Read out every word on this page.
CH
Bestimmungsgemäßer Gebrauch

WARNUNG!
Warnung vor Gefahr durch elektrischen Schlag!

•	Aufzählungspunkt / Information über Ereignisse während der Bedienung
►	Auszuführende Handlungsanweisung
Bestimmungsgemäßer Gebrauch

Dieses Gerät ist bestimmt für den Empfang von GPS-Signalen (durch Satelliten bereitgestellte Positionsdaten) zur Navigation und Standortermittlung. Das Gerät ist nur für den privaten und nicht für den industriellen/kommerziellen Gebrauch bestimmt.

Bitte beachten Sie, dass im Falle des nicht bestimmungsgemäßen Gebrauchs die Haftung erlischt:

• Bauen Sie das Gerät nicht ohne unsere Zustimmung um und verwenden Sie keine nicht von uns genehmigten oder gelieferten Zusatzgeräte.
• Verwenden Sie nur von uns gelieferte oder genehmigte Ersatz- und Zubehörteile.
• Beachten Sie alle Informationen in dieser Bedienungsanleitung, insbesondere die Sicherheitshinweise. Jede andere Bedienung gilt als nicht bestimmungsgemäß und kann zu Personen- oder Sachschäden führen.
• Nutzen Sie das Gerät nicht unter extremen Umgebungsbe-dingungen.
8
•••••
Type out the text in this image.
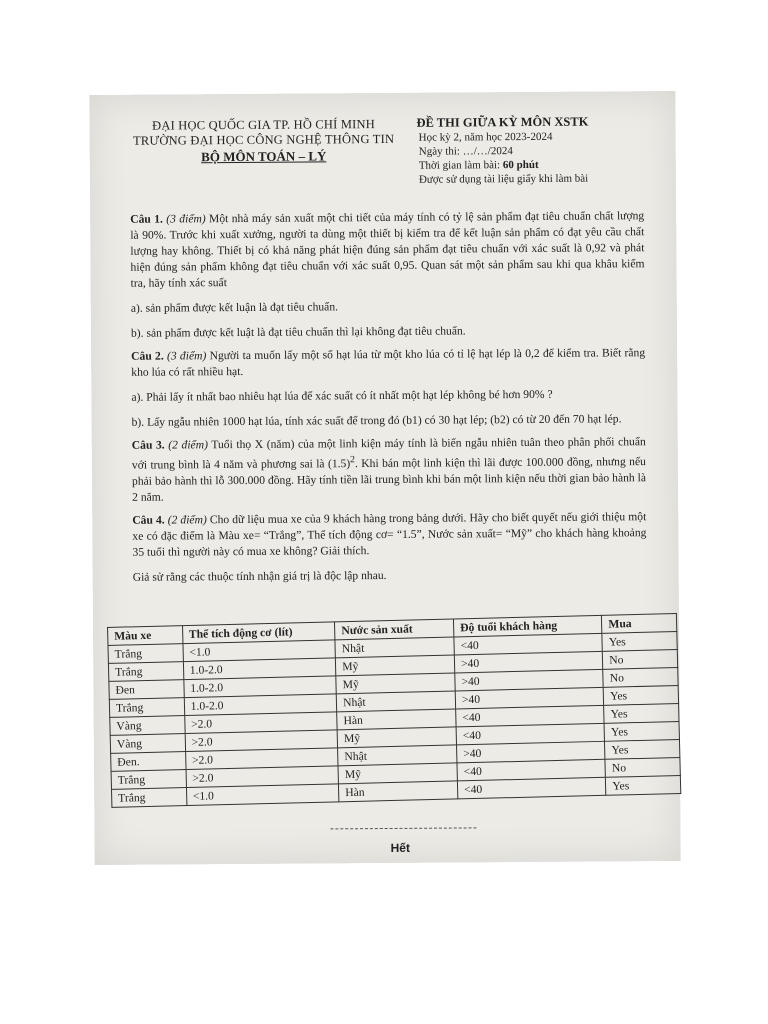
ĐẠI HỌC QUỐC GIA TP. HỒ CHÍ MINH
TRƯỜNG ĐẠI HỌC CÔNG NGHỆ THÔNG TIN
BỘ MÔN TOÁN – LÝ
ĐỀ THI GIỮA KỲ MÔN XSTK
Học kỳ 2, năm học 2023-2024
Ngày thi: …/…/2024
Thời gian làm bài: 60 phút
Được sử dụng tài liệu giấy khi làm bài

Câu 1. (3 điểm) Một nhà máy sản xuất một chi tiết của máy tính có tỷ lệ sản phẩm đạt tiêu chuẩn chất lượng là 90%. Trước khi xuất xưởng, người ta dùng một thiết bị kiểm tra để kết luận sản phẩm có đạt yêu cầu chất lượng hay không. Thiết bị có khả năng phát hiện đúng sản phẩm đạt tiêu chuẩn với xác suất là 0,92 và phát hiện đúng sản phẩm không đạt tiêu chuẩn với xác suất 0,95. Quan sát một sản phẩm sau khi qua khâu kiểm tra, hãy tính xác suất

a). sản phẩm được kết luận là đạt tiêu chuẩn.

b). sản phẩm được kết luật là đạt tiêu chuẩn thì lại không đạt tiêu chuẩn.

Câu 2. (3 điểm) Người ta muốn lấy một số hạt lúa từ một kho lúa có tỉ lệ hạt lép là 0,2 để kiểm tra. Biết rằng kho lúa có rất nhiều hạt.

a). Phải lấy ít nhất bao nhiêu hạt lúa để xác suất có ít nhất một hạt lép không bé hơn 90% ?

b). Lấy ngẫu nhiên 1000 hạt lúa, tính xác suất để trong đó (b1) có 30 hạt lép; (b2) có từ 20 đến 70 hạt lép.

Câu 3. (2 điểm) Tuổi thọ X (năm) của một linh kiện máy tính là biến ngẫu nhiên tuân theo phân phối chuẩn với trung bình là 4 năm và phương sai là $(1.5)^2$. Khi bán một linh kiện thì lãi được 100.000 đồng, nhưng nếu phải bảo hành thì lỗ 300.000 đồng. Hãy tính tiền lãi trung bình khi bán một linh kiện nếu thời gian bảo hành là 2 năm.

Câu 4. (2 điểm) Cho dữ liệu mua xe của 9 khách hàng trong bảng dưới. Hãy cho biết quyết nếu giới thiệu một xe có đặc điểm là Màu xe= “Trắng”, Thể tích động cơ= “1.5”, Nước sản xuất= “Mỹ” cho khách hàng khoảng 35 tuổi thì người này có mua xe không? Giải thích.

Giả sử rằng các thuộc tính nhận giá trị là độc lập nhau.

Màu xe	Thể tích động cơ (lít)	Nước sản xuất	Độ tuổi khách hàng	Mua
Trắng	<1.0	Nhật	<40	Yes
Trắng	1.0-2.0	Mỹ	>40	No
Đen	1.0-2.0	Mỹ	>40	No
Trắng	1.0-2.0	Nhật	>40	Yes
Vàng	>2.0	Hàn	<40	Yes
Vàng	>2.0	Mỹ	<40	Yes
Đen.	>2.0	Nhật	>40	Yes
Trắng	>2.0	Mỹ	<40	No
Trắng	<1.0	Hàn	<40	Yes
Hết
•••••
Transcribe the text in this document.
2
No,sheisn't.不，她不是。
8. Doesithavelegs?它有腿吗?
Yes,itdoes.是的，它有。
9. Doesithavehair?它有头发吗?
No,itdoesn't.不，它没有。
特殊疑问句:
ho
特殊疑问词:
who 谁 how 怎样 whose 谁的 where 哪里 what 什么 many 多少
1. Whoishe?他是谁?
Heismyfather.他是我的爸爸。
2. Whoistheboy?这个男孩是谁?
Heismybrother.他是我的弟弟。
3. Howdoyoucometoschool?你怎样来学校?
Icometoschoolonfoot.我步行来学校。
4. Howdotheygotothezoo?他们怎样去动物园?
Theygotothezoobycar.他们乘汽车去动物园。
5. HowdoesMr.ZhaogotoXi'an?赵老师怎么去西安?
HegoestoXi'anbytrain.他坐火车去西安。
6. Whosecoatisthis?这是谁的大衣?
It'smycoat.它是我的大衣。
•••••
**Directions for this task:**
Scan the listing above. Gather each line that contains the word "Bedienung".

**Written response:**
•	Aufzählungspunkt / Information über Ereignisse während der Bedienung
• Beachten Sie alle Informationen in dieser Bedienungsanleitung, insbesondere die Sicherheitshinweise. Jede andere Bedienung gilt als nicht bestimmungsgemäß und kann zu Personen- oder Sachschäden führen.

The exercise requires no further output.